_Exercise:_ Which lines of the records contain "following"? Collect every one of them.

_Data shown:_

# # # # #

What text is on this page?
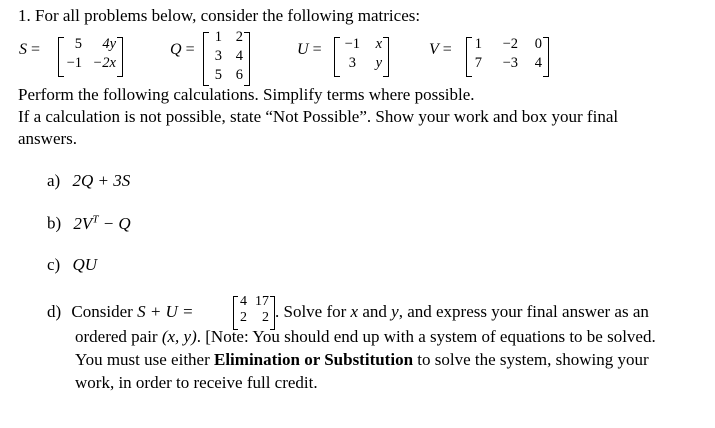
1. For all problems below, consider the following matrices:
S =	5	4y
−1 −2x
Q =
1 2
3 4
5 6
U =	−1	x
3	y
V =	1	−2	0
7	−3	4
Perform the following calculations. Simplify terms where possible.
If a calculation is not possible, state “Not Possible”. Show your work and box your final
answers.
a) 2Q + 3S
b) $2V^T - Q$
c) QU
d) Consider S + U =
4 17
2	2 . Solve for x and y, and express your final answer as an
ordered pair (x, y). [Note: You should end up with a system of equations to be solved.
You must use either Elimination or Substitution to solve the system, showing your
work, in order to receive full credit.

# # # # #

_Response to this exercise:_
1. For all problems below, consider the following matrices:
Perform the following calculations. Simplify terms where possible.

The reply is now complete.